ENTRIES SUPPLIED =
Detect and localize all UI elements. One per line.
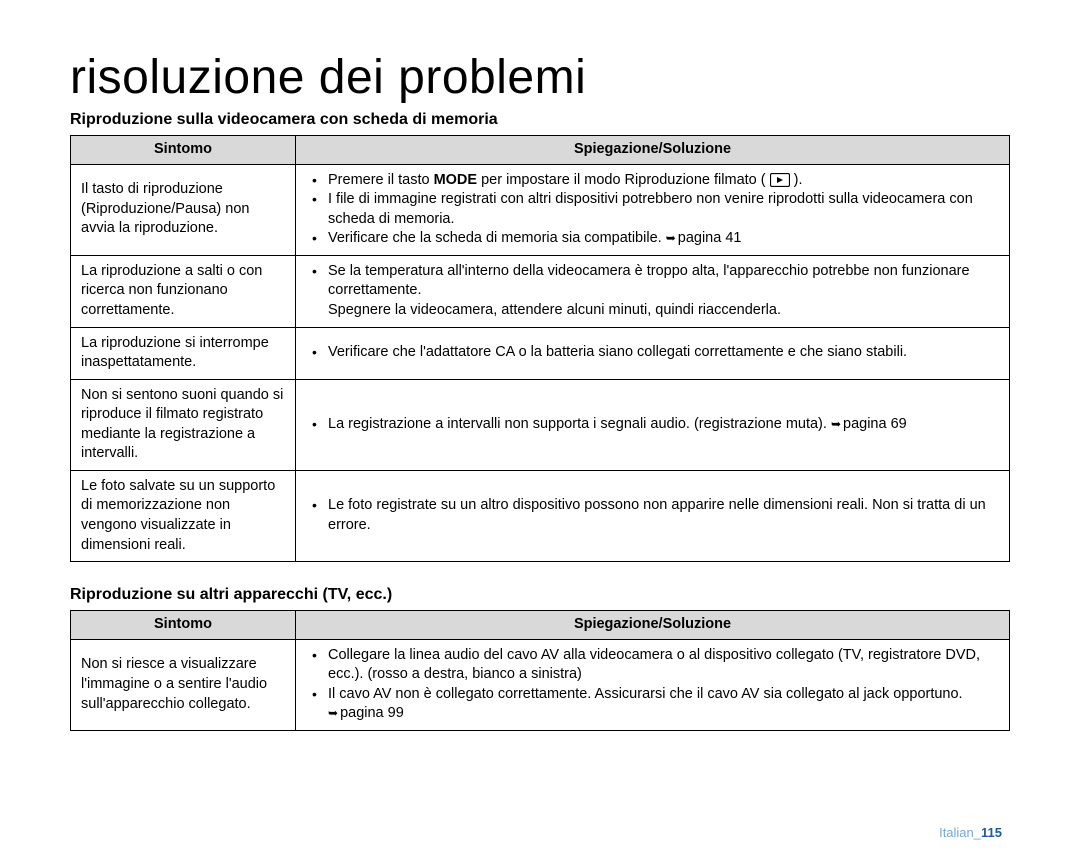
table-row: Non si riesce a visualizzare l'immagine … bbox=[71, 639, 1010, 730]
table1-header-symptom: Sintomo bbox=[71, 136, 296, 165]
solution-cell: Verificare che l'adattatore CA o la batt… bbox=[296, 327, 1010, 379]
solution-item: Il cavo AV non è collegato correttamente… bbox=[306, 685, 999, 724]
page-footer: Italian_115 bbox=[939, 825, 1002, 840]
table-playback-camcorder: Sintomo Spiegazione/Soluzione Il tasto d… bbox=[70, 135, 1010, 562]
page-reference: pagina 99 bbox=[328, 705, 404, 721]
symptom-cell: Le foto salvate su un supporto di memori… bbox=[71, 470, 296, 561]
solution-cell: Premere il tasto MODE per impostare il m… bbox=[296, 164, 1010, 255]
solution-item: Premere il tasto MODE per impostare il m… bbox=[306, 171, 999, 191]
footer-language: Italian bbox=[939, 825, 974, 840]
section2-title: Riproduzione su altri apparecchi (TV, ec… bbox=[70, 586, 1010, 604]
solution-item: Verificare che l'adattatore CA o la batt… bbox=[306, 343, 999, 363]
table-row: Non si sentono suoni quando si riproduce… bbox=[71, 379, 1010, 470]
solution-cell: Se la temperatura all'interno della vide… bbox=[296, 255, 1010, 327]
footer-page-number: 115 bbox=[981, 825, 1002, 840]
page-reference: pagina 41 bbox=[666, 230, 742, 246]
symptom-cell: Non si sentono suoni quando si riproduce… bbox=[71, 379, 296, 470]
table2-header-solution: Spiegazione/Soluzione bbox=[296, 611, 1010, 640]
page-reference: pagina 69 bbox=[831, 416, 907, 432]
solution-item: I file di immagine registrati con altri … bbox=[306, 190, 999, 229]
symptom-cell: La riproduzione si interrompe inaspettat… bbox=[71, 327, 296, 379]
table2-header-symptom: Sintomo bbox=[71, 611, 296, 640]
solution-cell: Collegare la linea audio del cavo AV all… bbox=[296, 639, 1010, 730]
table-row: La riproduzione si interrompe inaspettat… bbox=[71, 327, 1010, 379]
table-row: Le foto salvate su un supporto di memori… bbox=[71, 470, 1010, 561]
solution-item: Collegare la linea audio del cavo AV all… bbox=[306, 646, 999, 685]
table-playback-other-devices: Sintomo Spiegazione/Soluzione Non si rie… bbox=[70, 610, 1010, 731]
solution-cell: Le foto registrate su un altro dispositi… bbox=[296, 470, 1010, 561]
solution-item: Verificare che la scheda di memoria sia … bbox=[306, 229, 999, 249]
section1-title: Riproduzione sulla videocamera con sched… bbox=[70, 111, 1010, 129]
page-title: risoluzione dei problemi bbox=[70, 50, 1010, 105]
table-row: La riproduzione a salti o con ricerca no… bbox=[71, 255, 1010, 327]
symptom-cell: La riproduzione a salti o con ricerca no… bbox=[71, 255, 296, 327]
solution-item: Se la temperatura all'interno della vide… bbox=[306, 262, 999, 301]
solution-item: Le foto registrate su un altro dispositi… bbox=[306, 496, 999, 535]
solution-cell: La registrazione a intervalli non suppor… bbox=[296, 379, 1010, 470]
solution-item: La registrazione a intervalli non suppor… bbox=[306, 415, 999, 435]
table1-header-solution: Spiegazione/Soluzione bbox=[296, 136, 1010, 165]
symptom-cell: Non si riesce a visualizzare l'immagine … bbox=[71, 639, 296, 730]
table-row: Il tasto di riproduzione (Riproduzione/P… bbox=[71, 164, 1010, 255]
symptom-cell: Il tasto di riproduzione (Riproduzione/P… bbox=[71, 164, 296, 255]
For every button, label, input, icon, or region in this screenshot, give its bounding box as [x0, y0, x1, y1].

TASK PROMPT = Rewrite all the items above with every "bbox" changed to "box" and everything else kept the same. Leave the pictures out.

SOLUTION TO THE PROBLEM =
Detect and localize all UI elements. One per line.
table-row: Non si riesce a visualizzare l'immagine … box=[71, 639, 1010, 730]
table1-header-symptom: Sintomo box=[71, 136, 296, 165]
solution-cell: Verificare che l'adattatore CA o la batt… box=[296, 327, 1010, 379]
solution-item: Il cavo AV non è collegato correttamente… box=[306, 685, 999, 724]
page-footer: Italian_115 box=[939, 825, 1002, 840]
table-playback-camcorder: Sintomo Spiegazione/Soluzione Il tasto d… box=[70, 135, 1010, 562]
page-reference: pagina 99 box=[328, 705, 404, 721]
symptom-cell: Le foto salvate su un supporto di memori… box=[71, 470, 296, 561]
solution-cell: Premere il tasto MODE per impostare il m… box=[296, 164, 1010, 255]
solution-item: Premere il tasto MODE per impostare il m… box=[306, 171, 999, 191]
footer-language: Italian box=[939, 825, 974, 840]
section2-title: Riproduzione su altri apparecchi (TV, ec… box=[70, 586, 1010, 604]
solution-item: Verificare che l'adattatore CA o la batt… box=[306, 343, 999, 363]
table-row: Non si sentono suoni quando si riproduce… box=[71, 379, 1010, 470]
solution-cell: Se la temperatura all'interno della vide… box=[296, 255, 1010, 327]
footer-page-number: 115 box=[981, 825, 1002, 840]
page-reference: pagina 41 box=[666, 230, 742, 246]
symptom-cell: Non si sentono suoni quando si riproduce… box=[71, 379, 296, 470]
table2-header-solution: Spiegazione/Soluzione box=[296, 611, 1010, 640]
page-reference: pagina 69 box=[831, 416, 907, 432]
solution-item: I file di immagine registrati con altri … box=[306, 190, 999, 229]
symptom-cell: La riproduzione si interrompe inaspettat… box=[71, 327, 296, 379]
table2-header-symptom: Sintomo box=[71, 611, 296, 640]
solution-cell: Collegare la linea audio del cavo AV all… box=[296, 639, 1010, 730]
table-row: La riproduzione si interrompe inaspettat… box=[71, 327, 1010, 379]
table-row: Le foto salvate su un supporto di memori… box=[71, 470, 1010, 561]
solution-item: Collegare la linea audio del cavo AV all… box=[306, 646, 999, 685]
table-playback-other-devices: Sintomo Spiegazione/Soluzione Non si rie… box=[70, 610, 1010, 731]
solution-cell: Le foto registrate su un altro dispositi… box=[296, 470, 1010, 561]
solution-item: Verificare che la scheda di memoria sia … box=[306, 229, 999, 249]
section1-title: Riproduzione sulla videocamera con sched… box=[70, 111, 1010, 129]
page-title: risoluzione dei problemi box=[70, 50, 1010, 105]
table-row: La riproduzione a salti o con ricerca no… box=[71, 255, 1010, 327]
symptom-cell: La riproduzione a salti o con ricerca no… box=[71, 255, 296, 327]
solution-item: Se la temperatura all'interno della vide… box=[306, 262, 999, 301]
solution-item: Le foto registrate su un altro dispositi… box=[306, 496, 999, 535]
solution-cell: La registrazione a intervalli non suppor… box=[296, 379, 1010, 470]
solution-item: La registrazione a intervalli non suppor… box=[306, 415, 999, 435]
table1-header-solution: Spiegazione/Soluzione box=[296, 136, 1010, 165]
symptom-cell: Non si riesce a visualizzare l'immagine … box=[71, 639, 296, 730]
table-row: Il tasto di riproduzione (Riproduzione/P… box=[71, 164, 1010, 255]
symptom-cell: Il tasto di riproduzione (Riproduzione/P… box=[71, 164, 296, 255]
For every button, label, input, icon, or region in this screenshot, give its bounding box as [x0, y0, x1, y1].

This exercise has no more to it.